═══ Records provided

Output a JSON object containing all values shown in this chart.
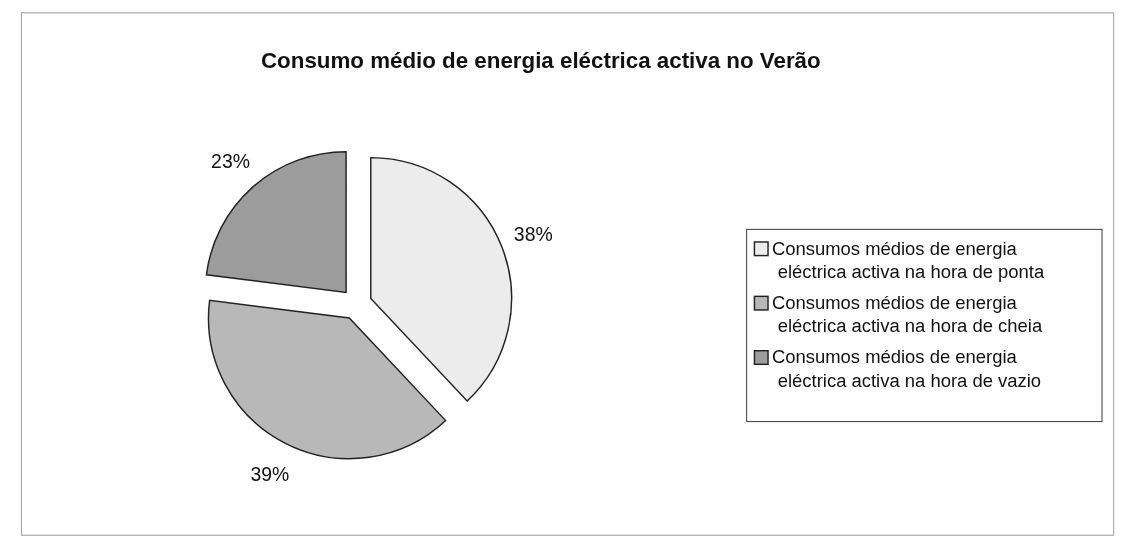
{
  "chart_data": {
    "type": "pie",
    "title": "Consumo médio de energia eléctrica activa no Verão",
    "categories": [
      "Consumos médios de energia eléctrica activa na hora de ponta",
      "Consumos médios de energia eléctrica activa na hora de cheia",
      "Consumos médios de energia eléctrica activa na hora de vazio"
    ],
    "values": [
      38,
      39,
      23
    ],
    "colors": [
      "#ececec",
      "#b8b8b8",
      "#9c9c9c"
    ],
    "value_labels": [
      "38%",
      "39%",
      "23%"
    ],
    "legend": "right"
  }
}
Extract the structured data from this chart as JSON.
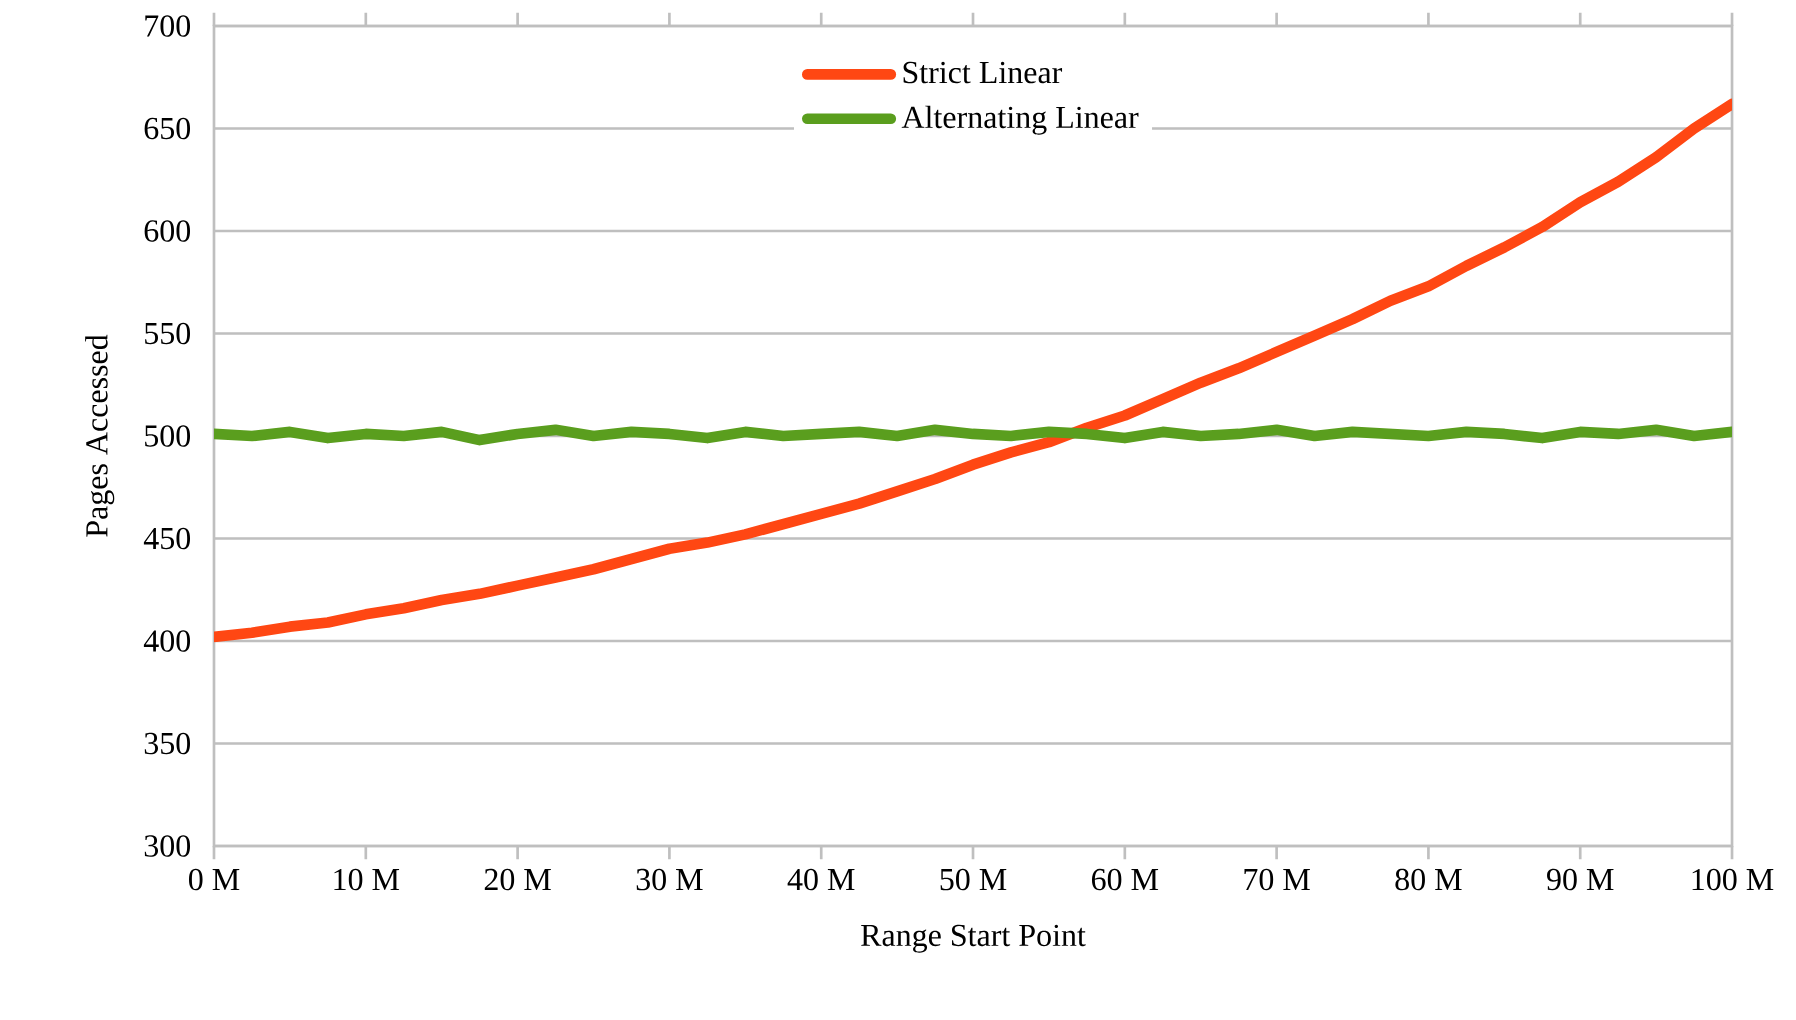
{
  "chart_data": {
    "type": "line",
    "xlabel": "Range Start Point",
    "ylabel": "Pages Accessed",
    "x": [
      0,
      2.5,
      5,
      7.5,
      10,
      12.5,
      15,
      17.5,
      20,
      22.5,
      25,
      27.5,
      30,
      32.5,
      35,
      37.5,
      40,
      42.5,
      45,
      47.5,
      50,
      52.5,
      55,
      57.5,
      60,
      62.5,
      65,
      67.5,
      70,
      72.5,
      75,
      77.5,
      80,
      82.5,
      85,
      87.5,
      90,
      92.5,
      95,
      97.5,
      100
    ],
    "series": [
      {
        "name": "Strict Linear",
        "color": "#ff4713",
        "values": [
          402,
          404,
          407,
          409,
          413,
          416,
          420,
          423,
          427,
          431,
          435,
          440,
          445,
          448,
          452,
          457,
          462,
          467,
          473,
          479,
          486,
          492,
          497,
          504,
          510,
          518,
          526,
          533,
          541,
          549,
          557,
          566,
          573,
          583,
          592,
          602,
          614,
          624,
          636,
          650,
          662
        ]
      },
      {
        "name": "Alternating Linear",
        "color": "#5a9e1e",
        "values": [
          501,
          500,
          502,
          499,
          501,
          500,
          502,
          498,
          501,
          503,
          500,
          502,
          501,
          499,
          502,
          500,
          501,
          502,
          500,
          503,
          501,
          500,
          502,
          501,
          499,
          502,
          500,
          501,
          503,
          500,
          502,
          501,
          500,
          502,
          501,
          499,
          502,
          501,
          503,
          500,
          502
        ]
      }
    ],
    "xlim": [
      0,
      100
    ],
    "xticks": [
      {
        "value": 0,
        "label": "0 M"
      },
      {
        "value": 10,
        "label": "10 M"
      },
      {
        "value": 20,
        "label": "20 M"
      },
      {
        "value": 30,
        "label": "30 M"
      },
      {
        "value": 40,
        "label": "40 M"
      },
      {
        "value": 50,
        "label": "50 M"
      },
      {
        "value": 60,
        "label": "60 M"
      },
      {
        "value": 70,
        "label": "70 M"
      },
      {
        "value": 80,
        "label": "80 M"
      },
      {
        "value": 90,
        "label": "90 M"
      },
      {
        "value": 100,
        "label": "100 M"
      }
    ],
    "ylim": [
      300,
      700
    ],
    "yticks": [
      300,
      350,
      400,
      450,
      500,
      550,
      600,
      650,
      700
    ],
    "grid": "y",
    "legend": "top",
    "marker": "none",
    "line_style": "solid"
  }
}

══════

Exercise goal |
Gather every line containing the word "name" and copy it.

Solution for this exercise |
        "name": "Strict Linear",
        "name": "Alternating Linear",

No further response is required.